- WRITTEN INSTRUCTION -
Using the data below, repeat all of it precisely.

Data records
------------------------------
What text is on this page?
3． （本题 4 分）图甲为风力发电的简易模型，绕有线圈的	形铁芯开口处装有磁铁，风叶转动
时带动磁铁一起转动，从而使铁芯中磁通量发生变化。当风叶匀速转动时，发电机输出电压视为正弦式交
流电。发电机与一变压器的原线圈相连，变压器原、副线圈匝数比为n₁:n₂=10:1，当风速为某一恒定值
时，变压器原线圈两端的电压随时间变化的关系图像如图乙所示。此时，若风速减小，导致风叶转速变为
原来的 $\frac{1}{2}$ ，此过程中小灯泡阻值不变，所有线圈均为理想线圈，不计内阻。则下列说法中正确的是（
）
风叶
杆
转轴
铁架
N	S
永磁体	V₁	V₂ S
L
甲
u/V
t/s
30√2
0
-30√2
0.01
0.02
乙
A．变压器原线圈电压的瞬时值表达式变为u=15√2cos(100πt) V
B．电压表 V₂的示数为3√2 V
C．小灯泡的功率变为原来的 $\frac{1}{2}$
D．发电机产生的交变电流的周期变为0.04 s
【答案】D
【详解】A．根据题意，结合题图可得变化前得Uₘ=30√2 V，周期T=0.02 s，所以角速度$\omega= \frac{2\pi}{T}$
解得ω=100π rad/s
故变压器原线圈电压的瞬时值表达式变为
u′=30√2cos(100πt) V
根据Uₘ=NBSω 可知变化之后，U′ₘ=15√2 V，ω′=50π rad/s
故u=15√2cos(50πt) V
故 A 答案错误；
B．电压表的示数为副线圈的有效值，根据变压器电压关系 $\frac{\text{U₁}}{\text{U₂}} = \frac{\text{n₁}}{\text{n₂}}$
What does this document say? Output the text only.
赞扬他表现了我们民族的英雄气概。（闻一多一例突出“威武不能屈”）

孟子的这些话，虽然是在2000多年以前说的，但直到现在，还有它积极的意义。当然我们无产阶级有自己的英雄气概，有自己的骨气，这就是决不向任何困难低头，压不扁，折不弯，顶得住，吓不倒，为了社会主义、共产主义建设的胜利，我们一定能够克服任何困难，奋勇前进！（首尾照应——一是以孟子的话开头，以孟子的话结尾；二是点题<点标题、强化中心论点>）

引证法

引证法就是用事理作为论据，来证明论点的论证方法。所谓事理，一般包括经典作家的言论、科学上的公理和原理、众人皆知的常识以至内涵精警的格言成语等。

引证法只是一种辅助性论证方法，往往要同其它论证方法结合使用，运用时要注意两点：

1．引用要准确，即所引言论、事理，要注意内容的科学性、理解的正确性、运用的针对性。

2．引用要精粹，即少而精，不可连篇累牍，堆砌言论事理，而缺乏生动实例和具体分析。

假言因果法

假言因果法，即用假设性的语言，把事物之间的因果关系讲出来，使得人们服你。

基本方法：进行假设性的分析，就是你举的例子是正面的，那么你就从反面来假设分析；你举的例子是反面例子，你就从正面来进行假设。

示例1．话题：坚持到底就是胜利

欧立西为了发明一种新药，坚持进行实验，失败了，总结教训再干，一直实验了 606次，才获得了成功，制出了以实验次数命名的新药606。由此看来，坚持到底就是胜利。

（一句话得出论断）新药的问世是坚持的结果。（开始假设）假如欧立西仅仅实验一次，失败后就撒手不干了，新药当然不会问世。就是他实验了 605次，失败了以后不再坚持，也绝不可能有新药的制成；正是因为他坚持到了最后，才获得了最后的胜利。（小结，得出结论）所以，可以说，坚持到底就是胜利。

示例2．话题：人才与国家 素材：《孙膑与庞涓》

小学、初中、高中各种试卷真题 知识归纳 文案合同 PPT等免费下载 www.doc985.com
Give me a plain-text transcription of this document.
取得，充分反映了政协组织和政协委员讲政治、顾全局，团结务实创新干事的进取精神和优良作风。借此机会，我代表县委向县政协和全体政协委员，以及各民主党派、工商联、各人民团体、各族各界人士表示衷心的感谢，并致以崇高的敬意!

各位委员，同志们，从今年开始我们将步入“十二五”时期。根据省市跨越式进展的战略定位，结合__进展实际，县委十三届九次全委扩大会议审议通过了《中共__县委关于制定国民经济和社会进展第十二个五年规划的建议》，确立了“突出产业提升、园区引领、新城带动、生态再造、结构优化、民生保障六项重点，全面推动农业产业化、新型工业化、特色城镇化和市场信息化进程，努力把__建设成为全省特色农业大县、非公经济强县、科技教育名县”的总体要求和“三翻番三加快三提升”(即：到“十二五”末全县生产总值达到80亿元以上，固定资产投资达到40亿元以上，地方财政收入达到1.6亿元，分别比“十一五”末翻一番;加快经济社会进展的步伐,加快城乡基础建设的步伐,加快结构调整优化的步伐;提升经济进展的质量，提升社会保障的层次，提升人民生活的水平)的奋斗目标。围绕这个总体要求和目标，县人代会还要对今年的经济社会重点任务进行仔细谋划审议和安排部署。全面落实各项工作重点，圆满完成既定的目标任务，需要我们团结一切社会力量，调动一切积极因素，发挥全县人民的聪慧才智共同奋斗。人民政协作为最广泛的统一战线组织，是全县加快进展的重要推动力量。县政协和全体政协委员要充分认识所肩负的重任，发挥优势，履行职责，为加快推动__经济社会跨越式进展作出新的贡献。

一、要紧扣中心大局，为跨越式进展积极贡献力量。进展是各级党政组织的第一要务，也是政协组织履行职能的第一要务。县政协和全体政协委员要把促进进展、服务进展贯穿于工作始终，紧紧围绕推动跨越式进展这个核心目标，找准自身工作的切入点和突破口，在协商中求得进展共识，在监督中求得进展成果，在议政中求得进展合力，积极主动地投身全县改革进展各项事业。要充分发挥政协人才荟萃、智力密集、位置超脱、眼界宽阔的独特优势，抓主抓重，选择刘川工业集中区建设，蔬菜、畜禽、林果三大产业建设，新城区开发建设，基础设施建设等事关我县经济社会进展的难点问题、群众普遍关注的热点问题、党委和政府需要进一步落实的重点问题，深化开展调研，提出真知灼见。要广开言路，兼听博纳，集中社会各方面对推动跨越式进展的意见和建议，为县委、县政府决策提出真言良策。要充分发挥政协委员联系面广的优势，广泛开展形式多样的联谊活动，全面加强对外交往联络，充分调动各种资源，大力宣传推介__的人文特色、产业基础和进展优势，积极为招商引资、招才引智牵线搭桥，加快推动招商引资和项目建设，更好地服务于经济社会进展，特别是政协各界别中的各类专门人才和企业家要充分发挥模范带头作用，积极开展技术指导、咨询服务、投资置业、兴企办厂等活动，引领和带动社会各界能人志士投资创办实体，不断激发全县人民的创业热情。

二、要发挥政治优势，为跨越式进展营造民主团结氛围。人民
------------------------------
- COMPLETED TASK -
What text is on this page?
3． （本题 4 分）图甲为风力发电的简易模型，绕有线圈的	形铁芯开口处装有磁铁，风叶转动
时带动磁铁一起转动，从而使铁芯中磁通量发生变化。当风叶匀速转动时，发电机输出电压视为正弦式交
流电。发电机与一变压器的原线圈相连，变压器原、副线圈匝数比为n₁:n₂=10:1，当风速为某一恒定值
时，变压器原线圈两端的电压随时间变化的关系图像如图乙所示。此时，若风速减小，导致风叶转速变为
原来的 $\frac{1}{2}$ ，此过程中小灯泡阻值不变，所有线圈均为理想线圈，不计内阻。则下列说法中正确的是（
）
风叶
杆
转轴
铁架
N	S
永磁体	V₁	V₂ S
L
甲
u/V
t/s
30√2
0
-30√2
0.01
0.02
乙
A．变压器原线圈电压的瞬时值表达式变为u=15√2cos(100πt) V
B．电压表 V₂的示数为3√2 V
C．小灯泡的功率变为原来的 $\frac{1}{2}$
D．发电机产生的交变电流的周期变为0.04 s
【答案】D
【详解】A．根据题意，结合题图可得变化前得Uₘ=30√2 V，周期T=0.02 s，所以角速度$\omega= \frac{2\pi}{T}$
解得ω=100π rad/s
故变压器原线圈电压的瞬时值表达式变为
u′=30√2cos(100πt) V
根据Uₘ=NBSω 可知变化之后，U′ₘ=15√2 V，ω′=50π rad/s
故u=15√2cos(50πt) V
故 A 答案错误；
B．电压表的示数为副线圈的有效值，根据变压器电压关系 $\frac{\text{U₁}}{\text{U₂}} = \frac{\text{n₁}}{\text{n₂}}$
What does this document say? Output the text only.
赞扬他表现了我们民族的英雄气概。（闻一多一例突出“威武不能屈”）

孟子的这些话，虽然是在2000多年以前说的，但直到现在，还有它积极的意义。当然我们无产阶级有自己的英雄气概，有自己的骨气，这就是决不向任何困难低头，压不扁，折不弯，顶得住，吓不倒，为了社会主义、共产主义建设的胜利，我们一定能够克服任何困难，奋勇前进！（首尾照应——一是以孟子的话开头，以孟子的话结尾；二是点题<点标题、强化中心论点>）

引证法

引证法就是用事理作为论据，来证明论点的论证方法。所谓事理，一般包括经典作家的言论、科学上的公理和原理、众人皆知的常识以至内涵精警的格言成语等。

引证法只是一种辅助性论证方法，往往要同其它论证方法结合使用，运用时要注意两点：

1．引用要准确，即所引言论、事理，要注意内容的科学性、理解的正确性、运用的针对性。

2．引用要精粹，即少而精，不可连篇累牍，堆砌言论事理，而缺乏生动实例和具体分析。

假言因果法

假言因果法，即用假设性的语言，把事物之间的因果关系讲出来，使得人们服你。

基本方法：进行假设性的分析，就是你举的例子是正面的，那么你就从反面来假设分析；你举的例子是反面例子，你就从正面来进行假设。

示例1．话题：坚持到底就是胜利

欧立西为了发明一种新药，坚持进行实验，失败了，总结教训再干，一直实验了 606次，才获得了成功，制出了以实验次数命名的新药606。由此看来，坚持到底就是胜利。

（一句话得出论断）新药的问世是坚持的结果。（开始假设）假如欧立西仅仅实验一次，失败后就撒手不干了，新药当然不会问世。就是他实验了 605次，失败了以后不再坚持，也绝不可能有新药的制成；正是因为他坚持到了最后，才获得了最后的胜利。（小结，得出结论）所以，可以说，坚持到底就是胜利。

示例2．话题：人才与国家 素材：《孙膑与庞涓》

小学、初中、高中各种试卷真题 知识归纳 文案合同 PPT等免费下载 www.doc985.com
Give me a plain-text transcription of this document.
取得，充分反映了政协组织和政协委员讲政治、顾全局，团结务实创新干事的进取精神和优良作风。借此机会，我代表县委向县政协和全体政协委员，以及各民主党派、工商联、各人民团体、各族各界人士表示衷心的感谢，并致以崇高的敬意!

各位委员，同志们，从今年开始我们将步入“十二五”时期。根据省市跨越式进展的战略定位，结合__进展实际，县委十三届九次全委扩大会议审议通过了《中共__县委关于制定国民经济和社会进展第十二个五年规划的建议》，确立了“突出产业提升、园区引领、新城带动、生态再造、结构优化、民生保障六项重点，全面推动农业产业化、新型工业化、特色城镇化和市场信息化进程，努力把__建设成为全省特色农业大县、非公经济强县、科技教育名县”的总体要求和“三翻番三加快三提升”(即：到“十二五”末全县生产总值达到80亿元以上，固定资产投资达到40亿元以上，地方财政收入达到1.6亿元，分别比“十一五”末翻一番;加快经济社会进展的步伐,加快城乡基础建设的步伐,加快结构调整优化的步伐;提升经济进展的质量，提升社会保障的层次，提升人民生活的水平)的奋斗目标。围绕这个总体要求和目标，县人代会还要对今年的经济社会重点任务进行仔细谋划审议和安排部署。全面落实各项工作重点，圆满完成既定的目标任务，需要我们团结一切社会力量，调动一切积极因素，发挥全县人民的聪慧才智共同奋斗。人民政协作为最广泛的统一战线组织，是全县加快进展的重要推动力量。县政协和全体政协委员要充分认识所肩负的重任，发挥优势，履行职责，为加快推动__经济社会跨越式进展作出新的贡献。

一、要紧扣中心大局，为跨越式进展积极贡献力量。进展是各级党政组织的第一要务，也是政协组织履行职能的第一要务。县政协和全体政协委员要把促进进展、服务进展贯穿于工作始终，紧紧围绕推动跨越式进展这个核心目标，找准自身工作的切入点和突破口，在协商中求得进展共识，在监督中求得进展成果，在议政中求得进展合力，积极主动地投身全县改革进展各项事业。要充分发挥政协人才荟萃、智力密集、位置超脱、眼界宽阔的独特优势，抓主抓重，选择刘川工业集中区建设，蔬菜、畜禽、林果三大产业建设，新城区开发建设，基础设施建设等事关我县经济社会进展的难点问题、群众普遍关注的热点问题、党委和政府需要进一步落实的重点问题，深化开展调研，提出真知灼见。要广开言路，兼听博纳，集中社会各方面对推动跨越式进展的意见和建议，为县委、县政府决策提出真言良策。要充分发挥政协委员联系面广的优势，广泛开展形式多样的联谊活动，全面加强对外交往联络，充分调动各种资源，大力宣传推介__的人文特色、产业基础和进展优势，积极为招商引资、招才引智牵线搭桥，加快推动招商引资和项目建设，更好地服务于经济社会进展，特别是政协各界别中的各类专门人才和企业家要充分发挥模范带头作用，积极开展技术指导、咨询服务、投资置业、兴企办厂等活动，引领和带动社会各界能人志士投资创办实体，不断激发全县人民的创业热情。

二、要发挥政治优势，为跨越式进展营造民主团结氛围。人民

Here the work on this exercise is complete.